Required task →
From the entries that follow, list every line in which the string "стиль" appears.

Stored items:
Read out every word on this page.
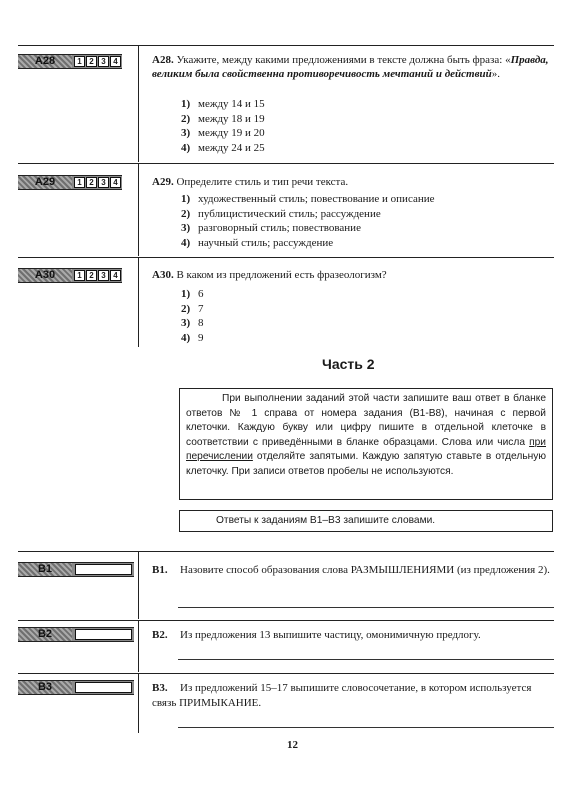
A28	1 2 3 4	A28. Укажите, между какими предложениями в тексте должна быть фраза: «Правда, великим была свойственна противоречивость мечтаний и действий».
1) между 14 и 15
2) между 18 и 19
3) между 19 и 20
4) между 24 и 25
A29	1 2 3 4	A29. Определите стиль и тип речи текста.
1) художественный стиль; повествование и описание
2) публицистический стиль; рассуждение
3) разговорный стиль; повествование
4) научный стиль; рассуждение
A30	1 2 3 4	A30. В каком из предложений есть фразеологизм?
1) 6
2) 7
3) 8
4) 9
Часть 2
При выполнении заданий этой части запишите ваш ответ в бланке ответов № 1 справа от номера задания (В1-В8), начиная с первой клеточки. Каждую букву или цифру пишите в отдельной клеточке в соответствии с приведёнными в бланке образцами. Слова или числа при перечислении отделяйте запятыми. Каждую запятую ставьте в отдельную клеточку. При записи ответов пробелы не используются.
Ответы к заданиям В1–В3 запишите словами.
B1	B1. Назовите способ образования слова РАЗМЫШЛЕНИЯМИ (из предложения 2).
B2	B2. Из предложения 13 выпишите частицу, омонимичную предлогу.
B3	B3. Из предложений 15–17 выпишите словосочетание, в котором используется связь ПРИМЫКАНИЕ.
12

Exercise response →
A29	1 2 3 4	A29. Определите стиль и тип речи текста.
1) художественный стиль; повествование и описание
2) публицистический стиль; рассуждение
3) разговорный стиль; повествование
4) научный стиль; рассуждение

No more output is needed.